▼

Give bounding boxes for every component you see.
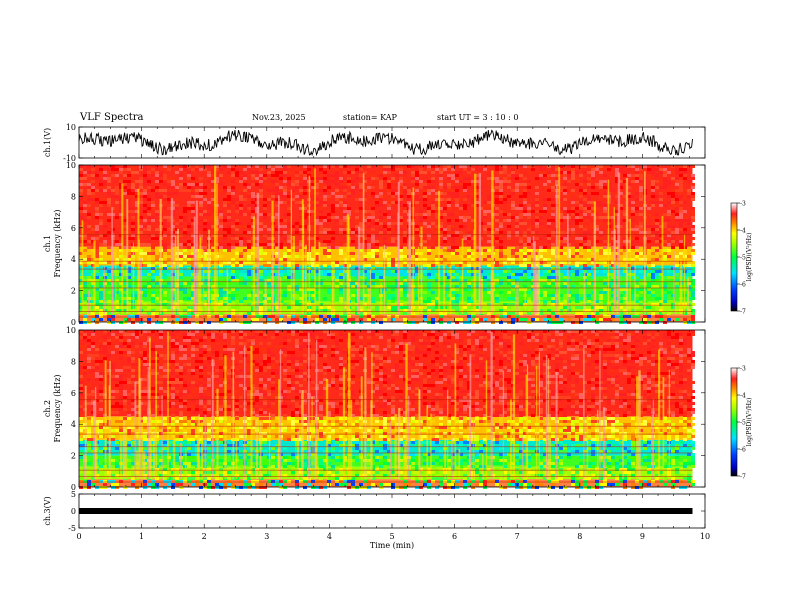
ch2-channel-label: ch.2 [43, 400, 52, 417]
ch1-colorbar-tick-0: -3 [740, 201, 746, 208]
ch1-spectrogram-ylabel: Frequency (kHz) [53, 209, 62, 277]
x-tick-8: 8 [577, 532, 582, 541]
ch1-colorbar-tick-2: -5 [740, 255, 746, 262]
ch2-colorbar-tick-1: -4 [740, 393, 746, 400]
ch1-spectrogram-ytick-5: 10 [66, 161, 76, 170]
x-tick-6: 6 [452, 532, 457, 541]
ch1-colorbar-tick-1: -4 [740, 228, 746, 235]
ch2-spectrogram-ytick-5: 10 [66, 326, 76, 335]
ch2-spectrogram-ytick-2: 4 [71, 420, 76, 429]
ch1-colorbar-label: log(PSD)(V²/Hz) [746, 233, 753, 282]
ch2-colorbar-label: log(PSD)(V²/Hz) [746, 398, 753, 447]
ch3-waveform-ytick-2: -5 [68, 524, 76, 533]
ch2-spectrogram-ytick-0: 0 [71, 483, 76, 492]
ch2-spectrogram-image [79, 330, 695, 489]
ch1-waveform-ytick-0: 10 [66, 123, 76, 132]
ch1-spectrogram-image [79, 165, 695, 324]
ch1-waveform-frame [78, 126, 706, 159]
date-label: Nov.23, 2025 [252, 113, 306, 122]
ch2-colorbar-tick-0: -3 [740, 366, 746, 373]
ch1-spectrogram-ytick-0: 0 [71, 318, 76, 327]
ch1-spectrogram-ytick-4: 8 [71, 192, 76, 201]
ch2-spectrogram-ylabel: Frequency (kHz) [53, 374, 62, 442]
ch1-channel-label: ch.1 [43, 235, 52, 252]
ch1-waveform-line [78, 129, 693, 157]
ch2-colorbar-tick-3: -6 [740, 447, 746, 454]
x-tick-1: 1 [139, 532, 144, 541]
x-axis-label: Time (min) [370, 541, 414, 550]
x-tick-7: 7 [515, 532, 520, 541]
ch2-spectrogram-ytick-4: 8 [71, 357, 76, 366]
ch2-colorbar-tick-2: -5 [740, 420, 746, 427]
start-time-label: start UT = 3 : 10 : 0 [437, 113, 519, 122]
figure-title: VLF Spectra [80, 112, 144, 123]
ch2-spectrogram-ytick-1: 2 [71, 452, 76, 461]
ch3-waveform-line [79, 508, 693, 514]
x-tick-4: 4 [327, 532, 332, 541]
ch1-spectrogram-ytick-2: 4 [71, 255, 76, 264]
ch1-spectrogram-ytick-3: 6 [71, 224, 76, 233]
x-tick-9: 9 [640, 532, 645, 541]
station-label: station= KAP [343, 113, 397, 122]
ch2-colorbar-tick-4: -7 [740, 474, 746, 481]
x-tick-0: 0 [76, 532, 81, 541]
ch3-waveform-ytick-1: 0 [71, 507, 76, 516]
x-tick-10: 10 [700, 532, 710, 541]
x-tick-3: 3 [264, 532, 269, 541]
ch3-waveform-ylabel: ch.3(V) [43, 496, 52, 525]
ch2-colorbar [730, 367, 738, 477]
ch1-colorbar [730, 202, 738, 312]
x-tick-5: 5 [389, 532, 394, 541]
ch1-spectrogram-ytick-1: 2 [71, 287, 76, 296]
ch3-waveform-ytick-0: 5 [71, 490, 76, 499]
ch1-waveform-ytick-1: -10 [63, 154, 76, 163]
ch1-colorbar-tick-3: -6 [740, 282, 746, 289]
ch2-spectrogram-ytick-3: 6 [71, 389, 76, 398]
ch1-colorbar-tick-4: -7 [740, 309, 746, 316]
ch1-waveform-ylabel: ch.1(V) [43, 128, 52, 157]
x-tick-2: 2 [202, 532, 207, 541]
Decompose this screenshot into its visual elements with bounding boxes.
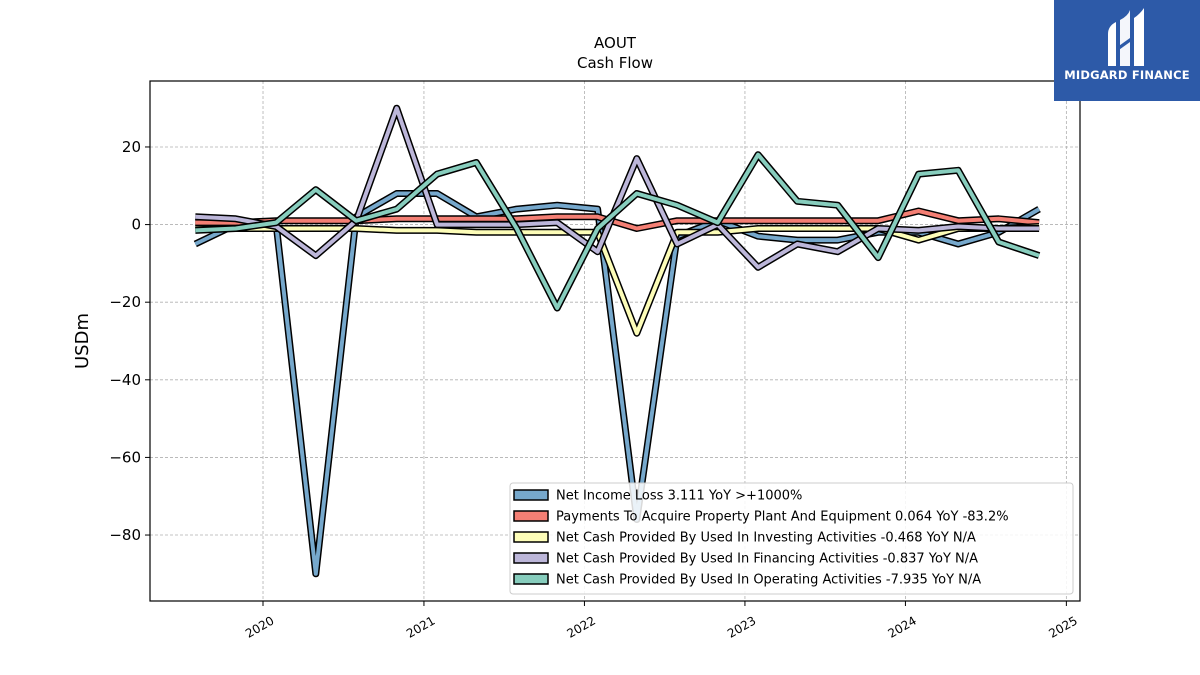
y-tick-label: 0: [131, 216, 141, 234]
legend-label-0: Net Income Loss 3.111 YoY >+1000%: [556, 489, 802, 504]
chart-title: AOUT: [594, 34, 637, 52]
series-line-4: [195, 152, 1040, 310]
midgard-logo-icon: [1108, 8, 1144, 66]
x-tick-label: 2024: [885, 613, 918, 640]
legend-swatch-4: [513, 573, 549, 585]
legend: Net Income Loss 3.111 YoY >+1000% Payment…: [509, 482, 1074, 595]
series-line-3: [195, 106, 1040, 270]
legend-label-2: Net Cash Provided By Used In Investing A…: [556, 531, 976, 546]
brand-name: MIDGARD FINANCE: [1064, 68, 1190, 82]
brand-logo: MIDGARD FINANCE: [1054, 0, 1200, 101]
legend-label-1: Payments To Acquire Property Plant And E…: [556, 510, 1009, 525]
series-lines: [193, 104, 1041, 578]
series-line-2: [195, 224, 1040, 336]
y-tick-label: −60: [109, 448, 141, 466]
x-tick-label: 2022: [564, 613, 597, 640]
legend-swatch-1: [513, 510, 549, 522]
legend-swatch-0: [513, 489, 549, 501]
legend-swatch-3: [513, 552, 549, 564]
legend-box: [509, 482, 1074, 595]
y-axis-ticks: 20 0 −20 −40 −60 −80: [109, 138, 150, 544]
y-tick-label: 20: [122, 138, 141, 156]
y-axis-label: USDm: [72, 313, 93, 369]
y-tick-label: −20: [109, 293, 141, 311]
y-tick-label: −40: [109, 371, 141, 389]
x-axis-ticks: 2020 2021 2022 2023 2024 2025: [243, 601, 1080, 641]
x-tick-label: 2021: [404, 613, 437, 640]
plot-frame: [149, 80, 1081, 602]
x-tick-label: 2020: [243, 613, 276, 640]
x-tick-label: 2023: [725, 613, 758, 640]
y-tick-label: −80: [109, 526, 141, 544]
legend-label-4: Net Cash Provided By Used In Operating A…: [556, 573, 981, 588]
legend-swatch-2: [513, 531, 549, 543]
x-tick-label: 2025: [1046, 613, 1079, 640]
chart-subtitle: Cash Flow: [577, 54, 653, 72]
legend-label-3: Net Cash Provided By Used In Financing A…: [556, 552, 978, 567]
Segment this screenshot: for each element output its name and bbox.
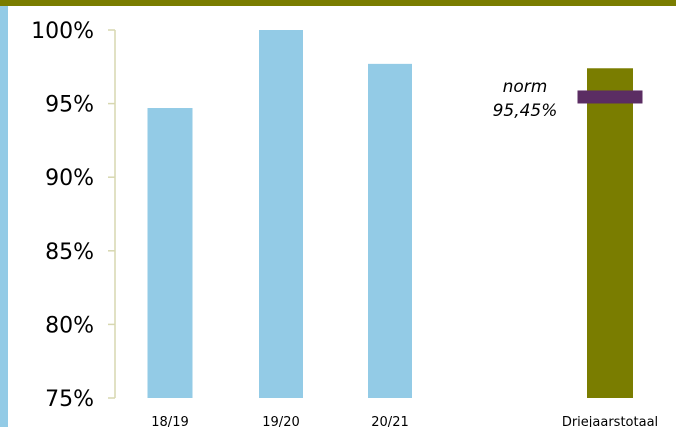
x-tick-label: 18/19 xyxy=(151,415,188,427)
norm-label: norm xyxy=(503,77,548,97)
x-tick-label: 20/21 xyxy=(371,415,408,427)
norm-value-label: 95,45% xyxy=(493,101,558,121)
y-tick-label: 100% xyxy=(31,19,94,44)
y-axis-ticks: 75% 80% 85% 90% 95% 100% xyxy=(31,19,115,412)
x-tick-label: Driejaarstotaal xyxy=(562,415,658,427)
x-tick-label: 19/20 xyxy=(262,415,299,427)
norm-annotation: norm 95,45% xyxy=(493,77,643,121)
y-tick-label: 95% xyxy=(45,93,94,118)
left-accent-band xyxy=(0,6,8,427)
bar xyxy=(368,63,412,399)
x-axis-labels: 18/19 19/20 20/21 Driejaarstotaal xyxy=(151,415,658,427)
y-tick-label: 85% xyxy=(45,240,94,265)
top-accent-band xyxy=(0,0,676,6)
y-tick-label: 75% xyxy=(45,387,94,412)
bar xyxy=(259,30,303,398)
y-tick-label: 80% xyxy=(45,313,94,338)
bar xyxy=(147,108,193,399)
norm-marker xyxy=(577,90,643,104)
bar-series xyxy=(147,30,633,399)
bar-total xyxy=(587,68,633,398)
y-tick-label: 90% xyxy=(45,166,94,191)
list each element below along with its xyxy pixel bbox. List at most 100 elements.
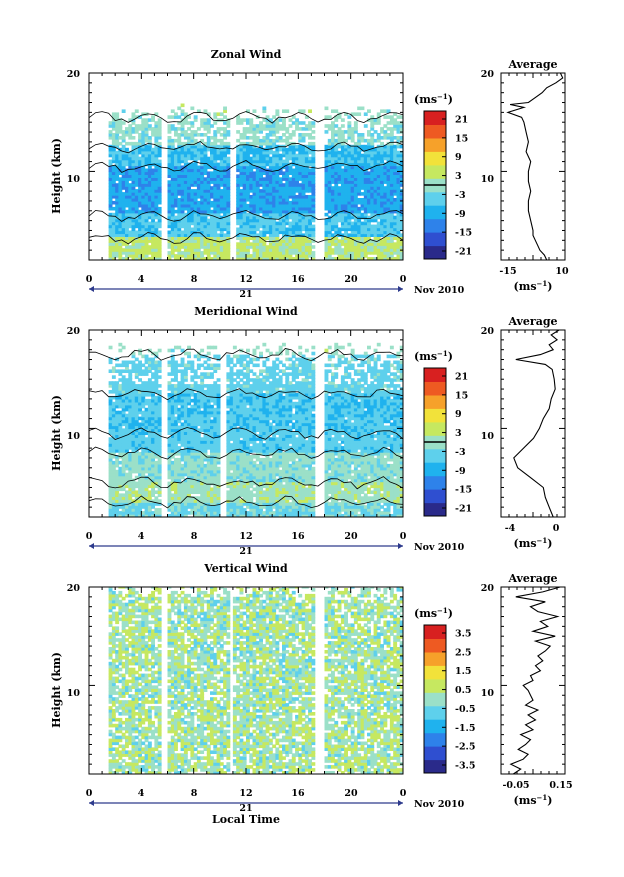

▲

• Given exercise
Reproduce every item above with "Driejaarstotaal" swapped for "Three-year total" wherever it occurs, keeping everything else the same and leaving out the pictures.

• Output of the exercise
Give bounding boxes for every component you see.
ch2-channel-label: ch.2 [43, 400, 52, 417]
ch1-colorbar-tick-0: -3 [740, 201, 746, 208]
ch1-spectrogram-ylabel: Frequency (kHz) [53, 209, 62, 277]
x-tick-8: 8 [577, 532, 582, 541]
ch1-colorbar-tick-2: -5 [740, 255, 746, 262]
ch2-colorbar-tick-1: -4 [740, 393, 746, 400]
ch1-spectrogram-ytick-5: 10 [66, 161, 76, 170]
x-tick-6: 6 [452, 532, 457, 541]
ch1-colorbar-tick-1: -4 [740, 228, 746, 235]
ch2-spectrogram-ytick-5: 10 [66, 326, 76, 335]
ch2-spectrogram-ytick-2: 4 [71, 420, 76, 429]
ch1-colorbar-label: log(PSD)(V²/Hz) [746, 233, 753, 282]
ch2-colorbar-label: log(PSD)(V²/Hz) [746, 398, 753, 447]
ch3-waveform-ytick-2: -5 [68, 524, 76, 533]
ch2-spectrogram-ytick-0: 0 [71, 483, 76, 492]
ch2-spectrogram-image [79, 330, 695, 489]
ch1-waveform-ytick-0: 10 [66, 123, 76, 132]
ch1-spectrogram-image [79, 165, 695, 324]
ch1-waveform-frame [78, 126, 706, 159]
date-label: Nov.23, 2025 [252, 113, 306, 122]
ch2-colorbar-tick-0: -3 [740, 366, 746, 373]
ch1-spectrogram-ytick-0: 0 [71, 318, 76, 327]
ch1-spectrogram-ytick-4: 8 [71, 192, 76, 201]
ch2-spectrogram-ylabel: Frequency (kHz) [53, 374, 62, 442]
ch1-channel-label: ch.1 [43, 235, 52, 252]
ch1-waveform-line [78, 129, 693, 157]
ch2-colorbar-tick-3: -6 [740, 447, 746, 454]
x-tick-1: 1 [139, 532, 144, 541]
x-axis-label: Time (min) [370, 541, 414, 550]
x-tick-7: 7 [515, 532, 520, 541]
ch2-spectrogram-ytick-4: 8 [71, 357, 76, 366]
ch2-colorbar-tick-2: -5 [740, 420, 746, 427]
start-time-label: start UT = 3 : 10 : 0 [437, 113, 519, 122]
figure-title: VLF Spectra [80, 112, 144, 123]
ch2-spectrogram-ytick-1: 2 [71, 452, 76, 461]
ch3-waveform-line [79, 508, 693, 514]
x-tick-4: 4 [327, 532, 332, 541]
ch1-spectrogram-ytick-2: 4 [71, 255, 76, 264]
ch1-spectrogram-ytick-3: 6 [71, 224, 76, 233]
x-tick-9: 9 [640, 532, 645, 541]
station-label: station= KAP [343, 113, 397, 122]
ch2-colorbar-tick-4: -7 [740, 474, 746, 481]
x-tick-0: 0 [76, 532, 81, 541]
ch3-waveform-ytick-1: 0 [71, 507, 76, 516]
x-tick-10: 10 [700, 532, 710, 541]
x-tick-3: 3 [264, 532, 269, 541]
ch3-waveform-ylabel: ch.3(V) [43, 496, 52, 525]
ch2-colorbar [730, 367, 738, 477]
ch1-colorbar [730, 202, 738, 312]
x-tick-5: 5 [389, 532, 394, 541]
ch1-spectrogram-ytick-1: 2 [71, 287, 76, 296]
ch3-waveform-ytick-0: 5 [71, 490, 76, 499]
ch1-waveform-ytick-1: -10 [63, 154, 76, 163]
ch1-colorbar-tick-3: -6 [740, 282, 746, 289]
ch2-spectrogram-ytick-3: 6 [71, 389, 76, 398]
ch1-colorbar-tick-4: -7 [740, 309, 746, 316]
ch1-waveform-ylabel: ch.1(V) [43, 128, 52, 157]
x-tick-2: 2 [202, 532, 207, 541]
Decompose this screenshot into its visual elements with bounding boxes.
y-tick-label: 0: [131, 216, 141, 234]
legend-label-0: Net Income Loss 3.111 YoY >+1000%: [556, 489, 802, 504]
chart-title: AOUT: [594, 34, 637, 52]
series-line-4: [195, 152, 1040, 310]
midgard-logo-icon: [1108, 8, 1144, 66]
x-tick-label: 2024: [885, 613, 918, 640]
legend-swatch-4: [513, 573, 549, 585]
legend: Net Income Loss 3.111 YoY >+1000% Payment…: [509, 482, 1074, 595]
series-line-3: [195, 106, 1040, 270]
legend-label-2: Net Cash Provided By Used In Investing A…: [556, 531, 976, 546]
brand-name: MIDGARD FINANCE: [1064, 68, 1190, 82]
brand-logo: MIDGARD FINANCE: [1054, 0, 1200, 101]
legend-label-1: Payments To Acquire Property Plant And E…: [556, 510, 1009, 525]
series-lines: [193, 104, 1041, 578]
series-line-2: [195, 224, 1040, 336]
y-tick-label: −60: [109, 448, 141, 466]
x-tick-label: 2022: [564, 613, 597, 640]
legend-swatch-1: [513, 510, 549, 522]
legend-swatch-0: [513, 489, 549, 501]
legend-swatch-3: [513, 552, 549, 564]
legend-box: [509, 482, 1074, 595]
y-axis-ticks: 20 0 −20 −40 −60 −80: [109, 138, 150, 544]
y-tick-label: 20: [122, 138, 141, 156]
y-axis-label: USDm: [72, 313, 93, 369]
y-tick-label: −20: [109, 293, 141, 311]
y-tick-label: −40: [109, 371, 141, 389]
x-axis-ticks: 2020 2021 2022 2023 2024 2025: [243, 601, 1080, 641]
x-tick-label: 2021: [404, 613, 437, 640]
plot-frame: [149, 80, 1081, 602]
x-tick-label: 2020: [243, 613, 276, 640]
x-tick-label: 2023: [725, 613, 758, 640]
y-tick-label: −80: [109, 526, 141, 544]
legend-label-4: Net Cash Provided By Used In Operating A…: [556, 573, 981, 588]
legend-swatch-2: [513, 531, 549, 543]
x-tick-label: 2025: [1046, 613, 1079, 640]
chart-subtitle: Cash Flow: [577, 54, 653, 72]
legend-label-3: Net Cash Provided By Used In Financing A…: [556, 552, 978, 567]
Segment this screenshot: for each element output its name and bbox.
x-tick-label: 18/19 xyxy=(151,415,188,427)
norm-label: norm xyxy=(503,77,548,97)
x-tick-label: 20/21 xyxy=(371,415,408,427)
norm-value-label: 95,45% xyxy=(493,101,558,121)
y-tick-label: 100% xyxy=(31,19,94,44)
y-axis-ticks: 75% 80% 85% 90% 95% 100% xyxy=(31,19,115,412)
x-tick-label: Three-year total xyxy=(562,415,658,427)
x-tick-label: 19/20 xyxy=(262,415,299,427)
norm-annotation: norm 95,45% xyxy=(493,77,643,121)
y-tick-label: 95% xyxy=(45,93,94,118)
left-accent-band xyxy=(0,6,8,427)
bar xyxy=(368,63,412,399)
x-axis-labels: 18/19 19/20 20/21 Three-year total xyxy=(151,415,658,427)
y-tick-label: 85% xyxy=(45,240,94,265)
top-accent-band xyxy=(0,0,676,6)
y-tick-label: 75% xyxy=(45,387,94,412)
bar xyxy=(259,30,303,398)
y-tick-label: 80% xyxy=(45,313,94,338)
bar xyxy=(147,108,193,399)
norm-marker xyxy=(577,90,643,104)
bar-series xyxy=(147,30,633,399)
bar-total xyxy=(587,68,633,398)
y-tick-label: 90% xyxy=(45,166,94,191)
list each element below along with its xyxy pixel bbox. List at most 100 elements.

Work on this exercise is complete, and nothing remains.